━━ DATA RECORDS

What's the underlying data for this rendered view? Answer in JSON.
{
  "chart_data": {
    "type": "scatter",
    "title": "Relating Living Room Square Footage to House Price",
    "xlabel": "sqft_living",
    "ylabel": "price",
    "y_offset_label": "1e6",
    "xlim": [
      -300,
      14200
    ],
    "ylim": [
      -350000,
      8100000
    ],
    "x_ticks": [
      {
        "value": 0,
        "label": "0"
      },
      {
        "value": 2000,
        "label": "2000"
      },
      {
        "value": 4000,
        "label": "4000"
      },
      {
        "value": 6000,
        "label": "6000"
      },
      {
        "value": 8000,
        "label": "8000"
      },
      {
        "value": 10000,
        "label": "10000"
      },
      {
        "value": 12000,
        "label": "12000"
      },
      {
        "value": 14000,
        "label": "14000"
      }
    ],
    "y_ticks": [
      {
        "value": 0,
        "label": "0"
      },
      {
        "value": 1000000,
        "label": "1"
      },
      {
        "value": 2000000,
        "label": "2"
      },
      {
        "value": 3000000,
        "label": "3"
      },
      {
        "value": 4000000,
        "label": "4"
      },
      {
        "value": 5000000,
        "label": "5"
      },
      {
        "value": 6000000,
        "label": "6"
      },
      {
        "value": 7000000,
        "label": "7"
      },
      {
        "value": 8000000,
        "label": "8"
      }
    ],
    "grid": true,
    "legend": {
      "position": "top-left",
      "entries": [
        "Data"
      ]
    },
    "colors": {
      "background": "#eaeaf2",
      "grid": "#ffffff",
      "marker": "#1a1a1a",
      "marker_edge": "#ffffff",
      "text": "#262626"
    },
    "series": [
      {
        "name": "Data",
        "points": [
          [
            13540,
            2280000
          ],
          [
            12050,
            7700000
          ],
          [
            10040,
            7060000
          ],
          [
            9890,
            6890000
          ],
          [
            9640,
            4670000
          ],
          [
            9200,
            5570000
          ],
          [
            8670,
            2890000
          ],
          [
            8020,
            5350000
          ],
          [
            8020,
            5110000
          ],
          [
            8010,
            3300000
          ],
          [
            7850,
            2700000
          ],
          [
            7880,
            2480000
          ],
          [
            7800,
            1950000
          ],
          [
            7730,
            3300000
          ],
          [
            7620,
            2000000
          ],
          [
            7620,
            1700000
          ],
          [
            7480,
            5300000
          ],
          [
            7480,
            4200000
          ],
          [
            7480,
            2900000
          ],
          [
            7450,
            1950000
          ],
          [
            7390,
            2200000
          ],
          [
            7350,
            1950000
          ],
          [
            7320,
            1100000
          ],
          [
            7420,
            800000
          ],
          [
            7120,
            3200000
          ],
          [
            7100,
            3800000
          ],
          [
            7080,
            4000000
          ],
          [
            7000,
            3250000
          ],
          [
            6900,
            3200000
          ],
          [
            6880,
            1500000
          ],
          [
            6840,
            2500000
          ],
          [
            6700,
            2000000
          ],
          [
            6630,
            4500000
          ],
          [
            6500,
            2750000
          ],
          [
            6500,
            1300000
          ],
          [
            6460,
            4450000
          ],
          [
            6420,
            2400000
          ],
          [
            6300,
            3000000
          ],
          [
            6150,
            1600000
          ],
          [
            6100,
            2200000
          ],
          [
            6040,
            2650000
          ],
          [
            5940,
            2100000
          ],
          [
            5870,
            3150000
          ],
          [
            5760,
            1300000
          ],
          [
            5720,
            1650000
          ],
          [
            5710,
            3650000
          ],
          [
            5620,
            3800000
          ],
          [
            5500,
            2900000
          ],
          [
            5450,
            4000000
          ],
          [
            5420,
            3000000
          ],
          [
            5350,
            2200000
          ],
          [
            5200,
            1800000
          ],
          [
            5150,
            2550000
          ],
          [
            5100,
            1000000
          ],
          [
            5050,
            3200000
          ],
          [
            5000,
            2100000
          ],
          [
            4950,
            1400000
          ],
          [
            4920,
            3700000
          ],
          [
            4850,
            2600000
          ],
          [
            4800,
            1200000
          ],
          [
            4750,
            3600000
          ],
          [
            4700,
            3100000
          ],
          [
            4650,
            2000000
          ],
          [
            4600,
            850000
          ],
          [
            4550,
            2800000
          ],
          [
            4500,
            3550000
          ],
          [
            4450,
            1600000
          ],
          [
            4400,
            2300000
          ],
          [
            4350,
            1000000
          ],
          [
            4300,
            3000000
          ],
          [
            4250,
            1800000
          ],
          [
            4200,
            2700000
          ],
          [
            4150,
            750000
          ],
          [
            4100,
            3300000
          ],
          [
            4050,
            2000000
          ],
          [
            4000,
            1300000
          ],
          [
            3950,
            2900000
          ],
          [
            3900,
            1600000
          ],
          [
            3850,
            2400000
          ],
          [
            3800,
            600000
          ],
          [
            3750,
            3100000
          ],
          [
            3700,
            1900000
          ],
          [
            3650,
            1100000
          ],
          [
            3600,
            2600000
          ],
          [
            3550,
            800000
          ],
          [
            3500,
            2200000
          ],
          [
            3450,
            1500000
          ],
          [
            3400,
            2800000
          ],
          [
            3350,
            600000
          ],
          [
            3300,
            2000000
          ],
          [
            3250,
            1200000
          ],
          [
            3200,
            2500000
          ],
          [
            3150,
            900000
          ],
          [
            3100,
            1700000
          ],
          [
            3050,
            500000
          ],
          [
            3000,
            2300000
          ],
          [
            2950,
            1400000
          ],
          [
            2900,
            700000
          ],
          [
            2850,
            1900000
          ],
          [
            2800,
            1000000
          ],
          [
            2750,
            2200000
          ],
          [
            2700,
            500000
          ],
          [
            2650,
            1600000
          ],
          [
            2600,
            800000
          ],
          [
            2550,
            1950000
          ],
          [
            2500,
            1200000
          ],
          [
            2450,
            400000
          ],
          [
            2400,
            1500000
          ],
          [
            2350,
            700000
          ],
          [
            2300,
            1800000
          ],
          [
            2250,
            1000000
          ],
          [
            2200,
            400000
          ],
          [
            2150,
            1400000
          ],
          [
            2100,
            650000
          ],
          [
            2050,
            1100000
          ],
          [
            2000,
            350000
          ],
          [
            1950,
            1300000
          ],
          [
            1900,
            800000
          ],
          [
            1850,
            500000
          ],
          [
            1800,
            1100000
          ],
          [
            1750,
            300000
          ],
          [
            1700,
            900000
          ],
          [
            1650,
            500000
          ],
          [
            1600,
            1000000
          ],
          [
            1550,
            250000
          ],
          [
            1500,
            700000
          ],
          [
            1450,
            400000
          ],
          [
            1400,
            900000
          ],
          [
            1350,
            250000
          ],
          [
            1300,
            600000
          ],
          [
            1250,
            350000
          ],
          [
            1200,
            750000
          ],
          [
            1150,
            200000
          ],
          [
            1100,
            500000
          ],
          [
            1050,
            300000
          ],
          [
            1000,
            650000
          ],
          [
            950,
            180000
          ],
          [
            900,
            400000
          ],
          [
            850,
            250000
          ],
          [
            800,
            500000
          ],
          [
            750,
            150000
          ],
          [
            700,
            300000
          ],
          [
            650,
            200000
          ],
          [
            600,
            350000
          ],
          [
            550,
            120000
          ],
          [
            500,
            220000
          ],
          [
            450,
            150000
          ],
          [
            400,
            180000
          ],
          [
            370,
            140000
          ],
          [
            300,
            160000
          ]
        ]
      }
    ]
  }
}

━━━━

* **PROBLEM TO WORK ON**: Retype the material above, line by line, exactly.

* **RESPONSE FOR THIS EXERCISE**:
What's the underlying data for this rendered view? Answer in JSON.
{
  "chart_data": {
    "type": "scatter",
    "title": "Relating Living Room Square Footage to House Price",
    "xlabel": "sqft_living",
    "ylabel": "price",
    "y_offset_label": "1e6",
    "xlim": [
      -300,
      14200
    ],
    "ylim": [
      -350000,
      8100000
    ],
    "x_ticks": [
      {
        "value": 0,
        "label": "0"
      },
      {
        "value": 2000,
        "label": "2000"
      },
      {
        "value": 4000,
        "label": "4000"
      },
      {
        "value": 6000,
        "label": "6000"
      },
      {
        "value": 8000,
        "label": "8000"
      },
      {
        "value": 10000,
        "label": "10000"
      },
      {
        "value": 12000,
        "label": "12000"
      },
      {
        "value": 14000,
        "label": "14000"
      }
    ],
    "y_ticks": [
      {
        "value": 0,
        "label": "0"
      },
      {
        "value": 1000000,
        "label": "1"
      },
      {
        "value": 2000000,
        "label": "2"
      },
      {
        "value": 3000000,
        "label": "3"
      },
      {
        "value": 4000000,
        "label": "4"
      },
      {
        "value": 5000000,
        "label": "5"
      },
      {
        "value": 6000000,
        "label": "6"
      },
      {
        "value": 7000000,
        "label": "7"
      },
      {
        "value": 8000000,
        "label": "8"
      }
    ],
    "grid": true,
    "legend": {
      "position": "top-left",
      "entries": [
        "Data"
      ]
    },
    "colors": {
      "background": "#eaeaf2",
      "grid": "#ffffff",
      "marker": "#1a1a1a",
      "marker_edge": "#ffffff",
      "text": "#262626"
    },
    "series": [
      {
        "name": "Data",
        "points": [
          [
            13540,
            2280000
          ],
          [
            12050,
            7700000
          ],
          [
            10040,
            7060000
          ],
          [
            9890,
            6890000
          ],
          [
            9640,
            4670000
          ],
          [
            9200,
            5570000
          ],
          [
            8670,
            2890000
          ],
          [
            8020,
            5350000
          ],
          [
            8020,
            5110000
          ],
          [
            8010,
            3300000
          ],
          [
            7850,
            2700000
          ],
          [
            7880,
            2480000
          ],
          [
            7800,
            1950000
          ],
          [
            7730,
            3300000
          ],
          [
            7620,
            2000000
          ],
          [
            7620,
            1700000
          ],
          [
            7480,
            5300000
          ],
          [
            7480,
            4200000
          ],
          [
            7480,
            2900000
          ],
          [
            7450,
            1950000
          ],
          [
            7390,
            2200000
          ],
          [
            7350,
            1950000
          ],
          [
            7320,
            1100000
          ],
          [
            7420,
            800000
          ],
          [
            7120,
            3200000
          ],
          [
            7100,
            3800000
          ],
          [
            7080,
            4000000
          ],
          [
            7000,
            3250000
          ],
          [
            6900,
            3200000
          ],
          [
            6880,
            1500000
          ],
          [
            6840,
            2500000
          ],
          [
            6700,
            2000000
          ],
          [
            6630,
            4500000
          ],
          [
            6500,
            2750000
          ],
          [
            6500,
            1300000
          ],
          [
            6460,
            4450000
          ],
          [
            6420,
            2400000
          ],
          [
            6300,
            3000000
          ],
          [
            6150,
            1600000
          ],
          [
            6100,
            2200000
          ],
          [
            6040,
            2650000
          ],
          [
            5940,
            2100000
          ],
          [
            5870,
            3150000
          ],
          [
            5760,
            1300000
          ],
          [
            5720,
            1650000
          ],
          [
            5710,
            3650000
          ],
          [
            5620,
            3800000
          ],
          [
            5500,
            2900000
          ],
          [
            5450,
            4000000
          ],
          [
            5420,
            3000000
          ],
          [
            5350,
            2200000
          ],
          [
            5200,
            1800000
          ],
          [
            5150,
            2550000
          ],
          [
            5100,
            1000000
          ],
          [
            5050,
            3200000
          ],
          [
            5000,
            2100000
          ],
          [
            4950,
            1400000
          ],
          [
            4920,
            3700000
          ],
          [
            4850,
            2600000
          ],
          [
            4800,
            1200000
          ],
          [
            4750,
            3600000
          ],
          [
            4700,
            3100000
          ],
          [
            4650,
            2000000
          ],
          [
            4600,
            850000
          ],
          [
            4550,
            2800000
          ],
          [
            4500,
            3550000
          ],
          [
            4450,
            1600000
          ],
          [
            4400,
            2300000
          ],
          [
            4350,
            1000000
          ],
          [
            4300,
            3000000
          ],
          [
            4250,
            1800000
          ],
          [
            4200,
            2700000
          ],
          [
            4150,
            750000
          ],
          [
            4100,
            3300000
          ],
          [
            4050,
            2000000
          ],
          [
            4000,
            1300000
          ],
          [
            3950,
            2900000
          ],
          [
            3900,
            1600000
          ],
          [
            3850,
            2400000
          ],
          [
            3800,
            600000
          ],
          [
            3750,
            3100000
          ],
          [
            3700,
            1900000
          ],
          [
            3650,
            1100000
          ],
          [
            3600,
            2600000
          ],
          [
            3550,
            800000
          ],
          [
            3500,
            2200000
          ],
          [
            3450,
            1500000
          ],
          [
            3400,
            2800000
          ],
          [
            3350,
            600000
          ],
          [
            3300,
            2000000
          ],
          [
            3250,
            1200000
          ],
          [
            3200,
            2500000
          ],
          [
            3150,
            900000
          ],
          [
            3100,
            1700000
          ],
          [
            3050,
            500000
          ],
          [
            3000,
            2300000
          ],
          [
            2950,
            1400000
          ],
          [
            2900,
            700000
          ],
          [
            2850,
            1900000
          ],
          [
            2800,
            1000000
          ],
          [
            2750,
            2200000
          ],
          [
            2700,
            500000
          ],
          [
            2650,
            1600000
          ],
          [
            2600,
            800000
          ],
          [
            2550,
            1950000
          ],
          [
            2500,
            1200000
          ],
          [
            2450,
            400000
          ],
          [
            2400,
            1500000
          ],
          [
            2350,
            700000
          ],
          [
            2300,
            1800000
          ],
          [
            2250,
            1000000
          ],
          [
            2200,
            400000
          ],
          [
            2150,
            1400000
          ],
          [
            2100,
            650000
          ],
          [
            2050,
            1100000
          ],
          [
            2000,
            350000
          ],
          [
            1950,
            1300000
          ],
          [
            1900,
            800000
          ],
          [
            1850,
            500000
          ],
          [
            1800,
            1100000
          ],
          [
            1750,
            300000
          ],
          [
            1700,
            900000
          ],
          [
            1650,
            500000
          ],
          [
            1600,
            1000000
          ],
          [
            1550,
            250000
          ],
          [
            1500,
            700000
          ],
          [
            1450,
            400000
          ],
          [
            1400,
            900000
          ],
          [
            1350,
            250000
          ],
          [
            1300,
            600000
          ],
          [
            1250,
            350000
          ],
          [
            1200,
            750000
          ],
          [
            1150,
            200000
          ],
          [
            1100,
            500000
          ],
          [
            1050,
            300000
          ],
          [
            1000,
            650000
          ],
          [
            950,
            180000
          ],
          [
            900,
            400000
          ],
          [
            850,
            250000
          ],
          [
            800,
            500000
          ],
          [
            750,
            150000
          ],
          [
            700,
            300000
          ],
          [
            650,
            200000
          ],
          [
            600,
            350000
          ],
          [
            550,
            120000
          ],
          [
            500,
            220000
          ],
          [
            450,
            150000
          ],
          [
            400,
            180000
          ],
          [
            370,
            140000
          ],
          [
            300,
            160000
          ]
        ]
      }
    ]
  }
}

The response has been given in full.